Directions:
Quote the listing below in full and exactly as written, but omit every picture.
((
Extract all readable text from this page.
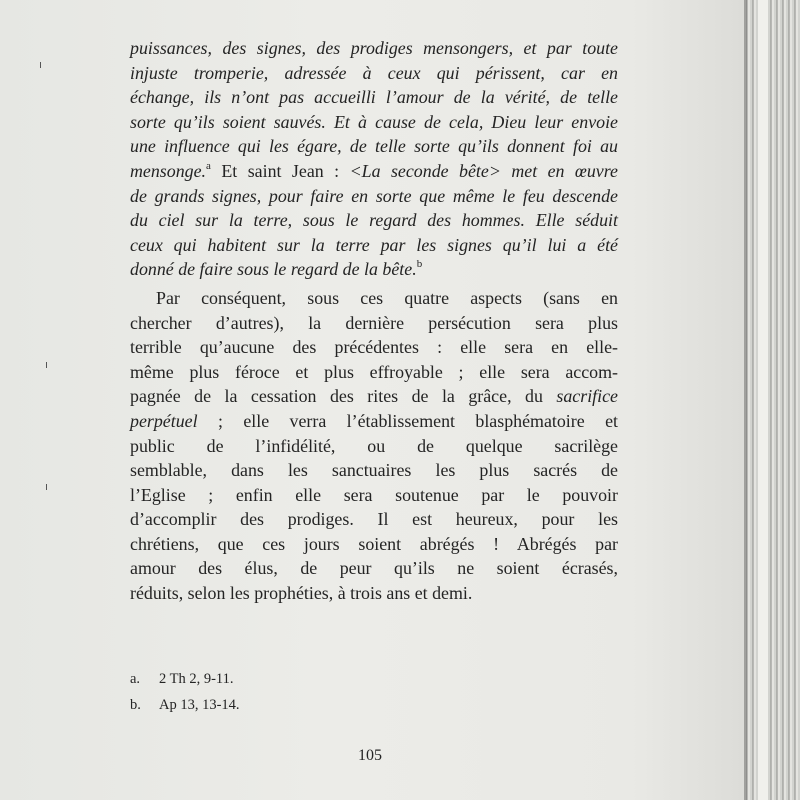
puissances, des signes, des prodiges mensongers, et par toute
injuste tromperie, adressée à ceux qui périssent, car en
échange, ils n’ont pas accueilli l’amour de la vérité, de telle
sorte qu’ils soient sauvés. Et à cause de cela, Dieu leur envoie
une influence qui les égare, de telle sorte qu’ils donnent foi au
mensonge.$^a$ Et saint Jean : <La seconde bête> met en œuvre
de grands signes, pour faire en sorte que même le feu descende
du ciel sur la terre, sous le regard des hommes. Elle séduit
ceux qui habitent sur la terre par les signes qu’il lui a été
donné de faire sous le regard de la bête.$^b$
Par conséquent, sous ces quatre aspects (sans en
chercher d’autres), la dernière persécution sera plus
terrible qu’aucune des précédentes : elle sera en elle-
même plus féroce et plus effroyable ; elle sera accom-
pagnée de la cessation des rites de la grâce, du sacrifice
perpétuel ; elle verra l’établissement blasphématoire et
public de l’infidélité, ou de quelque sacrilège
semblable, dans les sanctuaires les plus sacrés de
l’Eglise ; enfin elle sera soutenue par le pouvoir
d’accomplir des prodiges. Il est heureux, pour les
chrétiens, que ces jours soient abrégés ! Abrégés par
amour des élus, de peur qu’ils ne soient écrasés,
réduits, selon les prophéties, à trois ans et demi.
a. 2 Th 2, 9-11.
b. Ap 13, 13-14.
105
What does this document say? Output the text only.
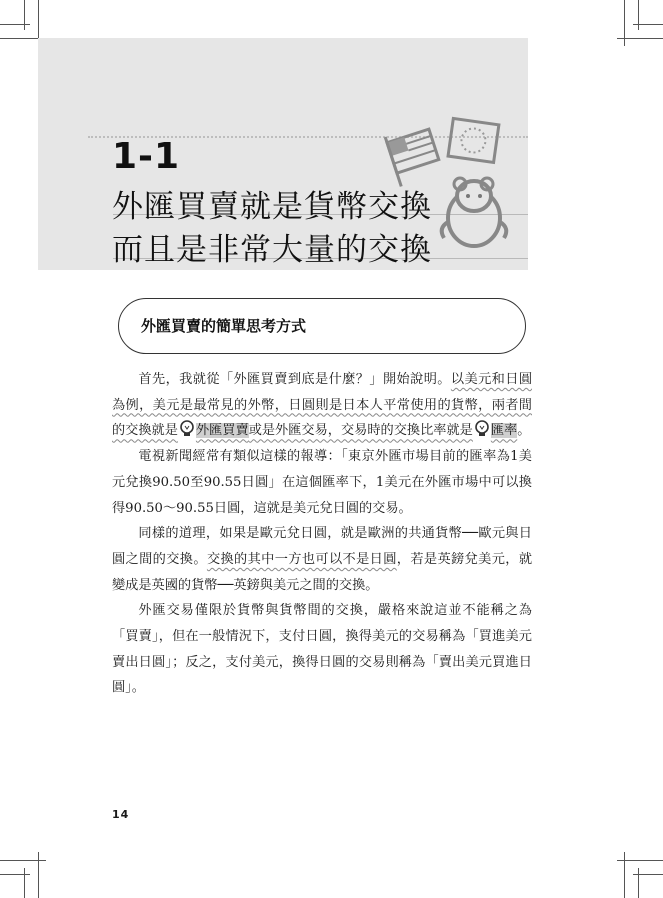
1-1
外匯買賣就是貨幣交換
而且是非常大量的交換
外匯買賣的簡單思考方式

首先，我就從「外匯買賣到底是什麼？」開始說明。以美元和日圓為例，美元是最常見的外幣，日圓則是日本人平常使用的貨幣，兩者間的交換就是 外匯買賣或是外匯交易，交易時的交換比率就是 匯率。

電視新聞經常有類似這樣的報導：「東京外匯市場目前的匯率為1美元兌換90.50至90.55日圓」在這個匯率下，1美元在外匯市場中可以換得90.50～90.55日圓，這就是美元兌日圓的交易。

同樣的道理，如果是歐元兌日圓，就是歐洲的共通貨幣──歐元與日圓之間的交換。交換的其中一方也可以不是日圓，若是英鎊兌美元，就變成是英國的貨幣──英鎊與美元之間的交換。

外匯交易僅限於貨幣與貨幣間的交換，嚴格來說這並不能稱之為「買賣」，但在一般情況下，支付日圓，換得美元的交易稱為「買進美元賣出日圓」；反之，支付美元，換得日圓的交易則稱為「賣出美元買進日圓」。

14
))
Answer for the task:
Extract all readable text from this page.
puissances, des signes, des prodiges mensongers, et par toute
injuste tromperie, adressée à ceux qui périssent, car en
échange, ils n’ont pas accueilli l’amour de la vérité, de telle
sorte qu’ils soient sauvés. Et à cause de cela, Dieu leur envoie
une influence qui les égare, de telle sorte qu’ils donnent foi au
mensonge.$^a$ Et saint Jean : <La seconde bête> met en œuvre
de grands signes, pour faire en sorte que même le feu descende
du ciel sur la terre, sous le regard des hommes. Elle séduit
ceux qui habitent sur la terre par les signes qu’il lui a été
donné de faire sous le regard de la bête.$^b$
Par conséquent, sous ces quatre aspects (sans en
chercher d’autres), la dernière persécution sera plus
terrible qu’aucune des précédentes : elle sera en elle-
même plus féroce et plus effroyable ; elle sera accom-
pagnée de la cessation des rites de la grâce, du sacrifice
perpétuel ; elle verra l’établissement blasphématoire et
public de l’infidélité, ou de quelque sacrilège
semblable, dans les sanctuaires les plus sacrés de
l’Eglise ; enfin elle sera soutenue par le pouvoir
d’accomplir des prodiges. Il est heureux, pour les
chrétiens, que ces jours soient abrégés ! Abrégés par
amour des élus, de peur qu’ils ne soient écrasés,
réduits, selon les prophéties, à trois ans et demi.
a. 2 Th 2, 9-11.
b. Ap 13, 13-14.
105
What does this document say? Output the text only.
1-1
外匯買賣就是貨幣交換
而且是非常大量的交換
外匯買賣的簡單思考方式

首先，我就從「外匯買賣到底是什麼？」開始說明。以美元和日圓為例，美元是最常見的外幣，日圓則是日本人平常使用的貨幣，兩者間的交換就是 外匯買賣或是外匯交易，交易時的交換比率就是 匯率。

電視新聞經常有類似這樣的報導：「東京外匯市場目前的匯率為1美元兌換90.50至90.55日圓」在這個匯率下，1美元在外匯市場中可以換得90.50～90.55日圓，這就是美元兌日圓的交易。

同樣的道理，如果是歐元兌日圓，就是歐洲的共通貨幣──歐元與日圓之間的交換。交換的其中一方也可以不是日圓，若是英鎊兌美元，就變成是英國的貨幣──英鎊與美元之間的交換。

外匯交易僅限於貨幣與貨幣間的交換，嚴格來說這並不能稱之為「買賣」，但在一般情況下，支付日圓，換得美元的交易稱為「買進美元賣出日圓」；反之，支付美元，換得日圓的交易則稱為「賣出美元買進日圓」。

14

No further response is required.